THE REQUEST –
Give back each entry unchanged, minus pictures.

(Dataset rows about figures)

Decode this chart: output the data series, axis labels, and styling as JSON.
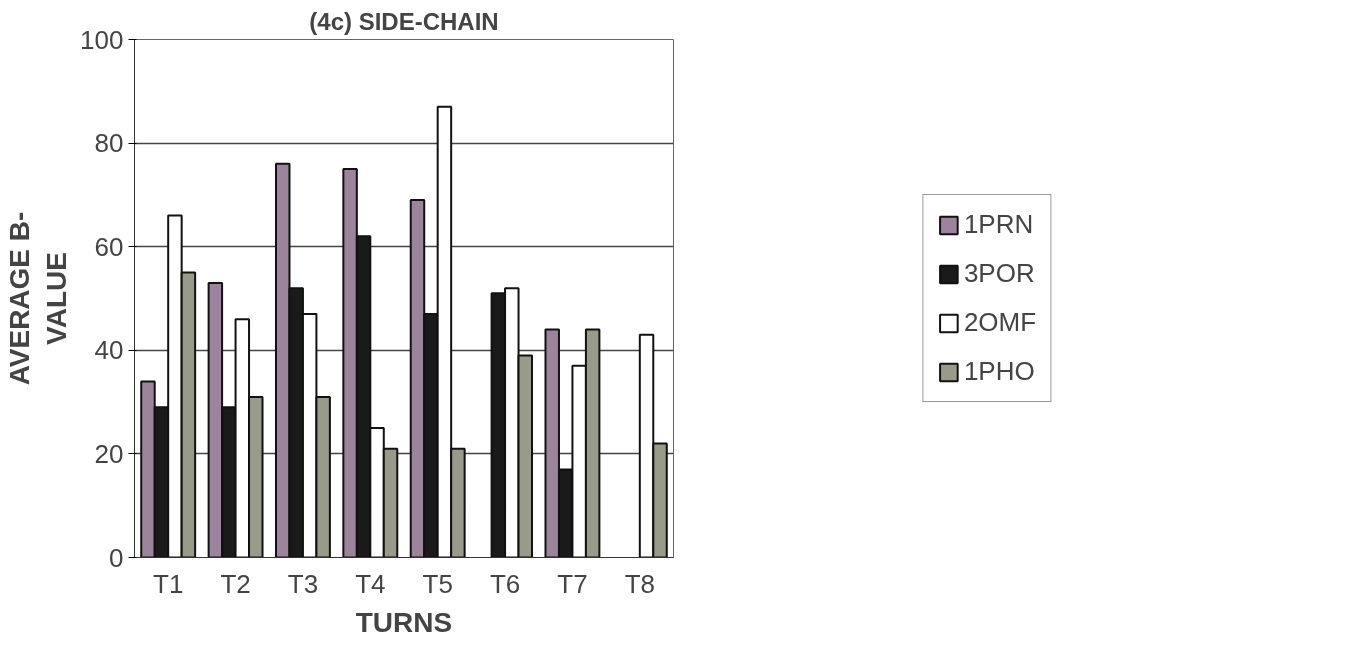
{
  "chart_data": {
    "type": "bar",
    "title": "(4c) SIDE-CHAIN",
    "xlabel": "TURNS",
    "ylabel": "AVERAGE B-\nVALUE",
    "categories": [
      "T1",
      "T2",
      "T3",
      "T4",
      "T5",
      "T6",
      "T7",
      "T8"
    ],
    "series": [
      {
        "name": "1PRN",
        "color": "#9c849c",
        "values": [
          34,
          53,
          76,
          75,
          69,
          null,
          44,
          null
        ]
      },
      {
        "name": "3POR",
        "color": "#1a1a1a",
        "values": [
          29,
          29,
          52,
          62,
          47,
          51,
          17,
          null
        ]
      },
      {
        "name": "2OMF",
        "color": "#ffffff",
        "values": [
          66,
          46,
          47,
          25,
          87,
          52,
          37,
          43
        ]
      },
      {
        "name": "1PHO",
        "color": "#9a9a8a",
        "values": [
          55,
          31,
          31,
          21,
          21,
          39,
          44,
          22
        ]
      }
    ],
    "ylim": [
      0,
      100
    ],
    "yticks": [
      0,
      20,
      40,
      60,
      80,
      100
    ],
    "grid": "y",
    "legend": "right"
  }
}
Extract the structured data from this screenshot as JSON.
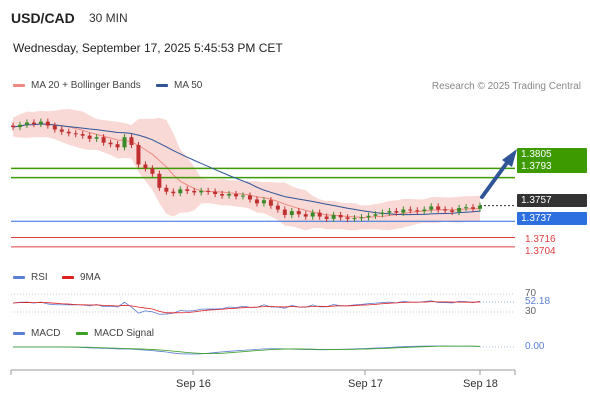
{
  "header": {
    "symbol": "USD/CAD",
    "timeframe": "30 MIN",
    "datetime": "Wednesday, September 17, 2025 5:45:53 PM CET"
  },
  "legend_main": [
    {
      "label": "MA 20 + Bollinger Bands",
      "color": "#f08a80"
    },
    {
      "label": "MA 50",
      "color": "#2f5597"
    }
  ],
  "credit": "Research © 2025 Trading Central",
  "legend_rsi": [
    {
      "label": "RSI",
      "color": "#5b7fd6"
    },
    {
      "label": "9MA",
      "color": "#e02020"
    }
  ],
  "legend_macd": [
    {
      "label": "MACD",
      "color": "#5b7fd6"
    },
    {
      "label": "MACD Signal",
      "color": "#3aa020"
    }
  ],
  "price_levels": {
    "resistance": [
      {
        "label": "1.3805",
        "value": 1.3805,
        "color": "#3d9a00"
      },
      {
        "label": "1.3793",
        "value": 1.3793,
        "color": "#3d9a00"
      }
    ],
    "current": {
      "label": "1.3757",
      "value": 1.3757,
      "color": "#333333"
    },
    "pivot": {
      "label": "1.3737",
      "value": 1.3737,
      "color": "#2e6fe0"
    },
    "support": [
      {
        "label": "1.3716",
        "value": 1.3716,
        "color": "#e04040"
      },
      {
        "label": "1.3704",
        "value": 1.3704,
        "color": "#e04040"
      }
    ]
  },
  "rsi_levels": {
    "upper": "70",
    "value": "52.18",
    "lower": "30"
  },
  "macd_value": "0.00",
  "x_ticks": [
    "Sep 16",
    "Sep 17",
    "Sep 18"
  ],
  "colors": {
    "up": "#3a8a2a",
    "down": "#c03030",
    "arrow": "#2f5597",
    "band": "#f7c9c4"
  },
  "chart_data": {
    "type": "candlestick",
    "series_note": "USD/CAD 30-minute candles",
    "x_ticks": [
      "Sep 16",
      "Sep 17",
      "Sep 18"
    ],
    "closes": [
      1.3858,
      1.3861,
      1.3864,
      1.3862,
      1.3865,
      1.386,
      1.3855,
      1.3852,
      1.385,
      1.3849,
      1.3847,
      1.3843,
      1.3845,
      1.3838,
      1.3836,
      1.3832,
      1.3845,
      1.3835,
      1.381,
      1.3805,
      1.3798,
      1.378,
      1.3775,
      1.3773,
      1.3778,
      1.3776,
      1.3774,
      1.3776,
      1.3775,
      1.3772,
      1.377,
      1.3772,
      1.3769,
      1.377,
      1.3765,
      1.376,
      1.3764,
      1.3757,
      1.3752,
      1.3745,
      1.375,
      1.3746,
      1.3743,
      1.3748,
      1.3743,
      1.374,
      1.3745,
      1.3742,
      1.374,
      1.3741,
      1.3742,
      1.3744,
      1.3746,
      1.3748,
      1.375,
      1.3748,
      1.3752,
      1.3751,
      1.375,
      1.3752,
      1.3756,
      1.3752,
      1.3751,
      1.3749,
      1.3754,
      1.3755,
      1.3753,
      1.3757
    ],
    "ma_levels": {
      "resistance_1": 1.3805,
      "resistance_2": 1.3793,
      "current": 1.3757,
      "pivot": 1.3737,
      "support_1": 1.3716,
      "support_2": 1.3704
    },
    "rsi": {
      "value": 52.18,
      "upper": 70,
      "lower": 30
    },
    "macd": {
      "value": 0.0
    }
  }
}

SOLUTION TO THIS PROBLEM –
Decode this chart: output the data series, axis labels, and styling as JSON.
{
  "chart_data": {
    "type": "bar",
    "title": "(4c) SIDE-CHAIN",
    "xlabel": "TURNS",
    "ylabel": "AVERAGE B-\nVALUE",
    "categories": [
      "T1",
      "T2",
      "T3",
      "T4",
      "T5",
      "T6",
      "T7",
      "T8"
    ],
    "series": [
      {
        "name": "1PRN",
        "color": "#9c849c",
        "values": [
          34,
          53,
          76,
          75,
          69,
          null,
          44,
          null
        ]
      },
      {
        "name": "3POR",
        "color": "#1a1a1a",
        "values": [
          29,
          29,
          52,
          62,
          47,
          51,
          17,
          null
        ]
      },
      {
        "name": "2OMF",
        "color": "#ffffff",
        "values": [
          66,
          46,
          47,
          25,
          87,
          52,
          37,
          43
        ]
      },
      {
        "name": "1PHO",
        "color": "#9a9a8a",
        "values": [
          55,
          31,
          31,
          21,
          21,
          39,
          44,
          22
        ]
      }
    ],
    "ylim": [
      0,
      100
    ],
    "yticks": [
      0,
      20,
      40,
      60,
      80,
      100
    ],
    "grid": "y",
    "legend": "right"
  }
}
Extract the structured data from this screenshot as JSON.
{
  "header": {
    "symbol": "USD/CAD",
    "timeframe": "30 MIN",
    "datetime": "Wednesday, September 17, 2025 5:45:53 PM CET"
  },
  "legend_main": [
    {
      "label": "MA 20 + Bollinger Bands",
      "color": "#f08a80"
    },
    {
      "label": "MA 50",
      "color": "#2f5597"
    }
  ],
  "credit": "Research © 2025 Trading Central",
  "legend_rsi": [
    {
      "label": "RSI",
      "color": "#5b7fd6"
    },
    {
      "label": "9MA",
      "color": "#e02020"
    }
  ],
  "legend_macd": [
    {
      "label": "MACD",
      "color": "#5b7fd6"
    },
    {
      "label": "MACD Signal",
      "color": "#3aa020"
    }
  ],
  "price_levels": {
    "resistance": [
      {
        "label": "1.3805",
        "value": 1.3805,
        "color": "#3d9a00"
      },
      {
        "label": "1.3793",
        "value": 1.3793,
        "color": "#3d9a00"
      }
    ],
    "current": {
      "label": "1.3757",
      "value": 1.3757,
      "color": "#333333"
    },
    "pivot": {
      "label": "1.3737",
      "value": 1.3737,
      "color": "#2e6fe0"
    },
    "support": [
      {
        "label": "1.3716",
        "value": 1.3716,
        "color": "#e04040"
      },
      {
        "label": "1.3704",
        "value": 1.3704,
        "color": "#e04040"
      }
    ]
  },
  "rsi_levels": {
    "upper": "70",
    "value": "52.18",
    "lower": "30"
  },
  "macd_value": "0.00",
  "x_ticks": [
    "Sep 16",
    "Sep 17",
    "Sep 18"
  ],
  "colors": {
    "up": "#3a8a2a",
    "down": "#c03030",
    "arrow": "#2f5597",
    "band": "#f7c9c4"
  },
  "chart_data": {
    "type": "candlestick",
    "series_note": "USD/CAD 30-minute candles",
    "x_ticks": [
      "Sep 16",
      "Sep 17",
      "Sep 18"
    ],
    "closes": [
      1.3858,
      1.3861,
      1.3864,
      1.3862,
      1.3865,
      1.386,
      1.3855,
      1.3852,
      1.385,
      1.3849,
      1.3847,
      1.3843,
      1.3845,
      1.3838,
      1.3836,
      1.3832,
      1.3845,
      1.3835,
      1.381,
      1.3805,
      1.3798,
      1.378,
      1.3775,
      1.3773,
      1.3778,
      1.3776,
      1.3774,
      1.3776,
      1.3775,
      1.3772,
      1.377,
      1.3772,
      1.3769,
      1.377,
      1.3765,
      1.376,
      1.3764,
      1.3757,
      1.3752,
      1.3745,
      1.375,
      1.3746,
      1.3743,
      1.3748,
      1.3743,
      1.374,
      1.3745,
      1.3742,
      1.374,
      1.3741,
      1.3742,
      1.3744,
      1.3746,
      1.3748,
      1.375,
      1.3748,
      1.3752,
      1.3751,
      1.375,
      1.3752,
      1.3756,
      1.3752,
      1.3751,
      1.3749,
      1.3754,
      1.3755,
      1.3753,
      1.3757
    ],
    "ma_levels": {
      "resistance_1": 1.3805,
      "resistance_2": 1.3793,
      "current": 1.3757,
      "pivot": 1.3737,
      "support_1": 1.3716,
      "support_2": 1.3704
    },
    "rsi": {
      "value": 52.18,
      "upper": 70,
      "lower": 30
    },
    "macd": {
      "value": 0.0
    }
  }
}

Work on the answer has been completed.